Material for the task:

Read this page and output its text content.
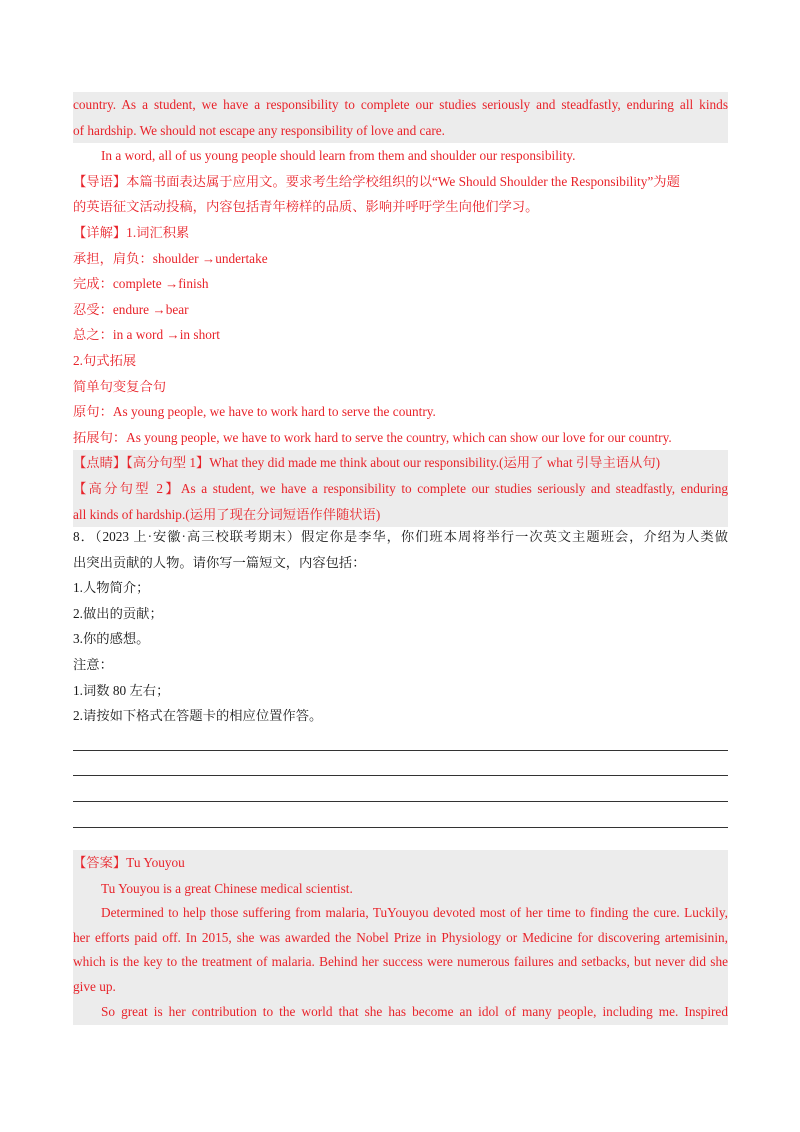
country. As a student, we have a responsibility to complete our studies seriously and steadfastly, enduring all kinds
of hardship. We should not escape any responsibility of love and care.
In a word, all of us young people should learn from them and shoulder our responsibility.
【导语】本篇书面表达属于应用文。要求考生给学校组织的以“We Should Shoulder the Responsibility”为题
的英语征文活动投稿，内容包括青年榜样的品质、影响并呼吁学生向他们学习。
【详解】1.词汇积累
承担，肩负：shoulder →undertake
完成：complete →finish
忍受：endure →bear
总之：in a word →in short
2.句式拓展
简单句变复合句
原句：As young people, we have to work hard to serve the country.
拓展句：As young people, we have to work hard to serve the country, which can show our love for our country.
【点睛】【高分句型 1】What they did made me think about our responsibility.(运用了 what 引导主语从句)
【高分句型 2】As a student, we have a responsibility to complete our studies seriously and steadfastly, enduring
all kinds of hardship.(运用了现在分词短语作伴随状语)
8．（2023 上·安徽·高三校联考期末）假定你是李华，你们班本周将举行一次英文主题班会，介绍为人类做
出突出贡献的人物。请你写一篇短文，内容包括：
1.人物简介；
2.做出的贡献；
3.你的感想。
注意：
1.词数 80 左右；
2.请按如下格式在答题卡的相应位置作答。
【答案】Tu Youyou
Tu Youyou is a great Chinese medical scientist.
Determined to help those suffering from malaria, TuYouyou devoted most of her time to finding the cure. Luckily, her efforts paid off. In 2015, she was awarded the Nobel Prize in Physiology or Medicine for discovering artemisinin, which is the key to the treatment of malaria. Behind her success were numerous failures and setbacks, but never did she give up.
So great is her contribution to the world that she has become an idol of many people, including me. Inspired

What is needed: Strip the images and reproduce the remaining records precisely.

Written answer:
Read this page and output its text content.
country. As a student, we have a responsibility to complete our studies seriously and steadfastly, enduring all kinds
of hardship. We should not escape any responsibility of love and care.
In a word, all of us young people should learn from them and shoulder our responsibility.
【导语】本篇书面表达属于应用文。要求考生给学校组织的以“We Should Shoulder the Responsibility”为题
的英语征文活动投稿，内容包括青年榜样的品质、影响并呼吁学生向他们学习。
【详解】1.词汇积累
承担，肩负：shoulder →undertake
完成：complete →finish
忍受：endure →bear
总之：in a word →in short
2.句式拓展
简单句变复合句
原句：As young people, we have to work hard to serve the country.
拓展句：As young people, we have to work hard to serve the country, which can show our love for our country.
【点睛】【高分句型 1】What they did made me think about our responsibility.(运用了 what 引导主语从句)
【高分句型 2】As a student, we have a responsibility to complete our studies seriously and steadfastly, enduring
all kinds of hardship.(运用了现在分词短语作伴随状语)
8．（2023 上·安徽·高三校联考期末）假定你是李华，你们班本周将举行一次英文主题班会，介绍为人类做
出突出贡献的人物。请你写一篇短文，内容包括：
1.人物简介；
2.做出的贡献；
3.你的感想。
注意：
1.词数 80 左右；
2.请按如下格式在答题卡的相应位置作答。
【答案】Tu Youyou
Tu Youyou is a great Chinese medical scientist.
Determined to help those suffering from malaria, TuYouyou devoted most of her time to finding the cure. Luckily, her efforts paid off. In 2015, she was awarded the Nobel Prize in Physiology or Medicine for discovering artemisinin, which is the key to the treatment of malaria. Behind her success were numerous failures and setbacks, but never did she give up.
So great is her contribution to the world that she has become an idol of many people, including me. Inspired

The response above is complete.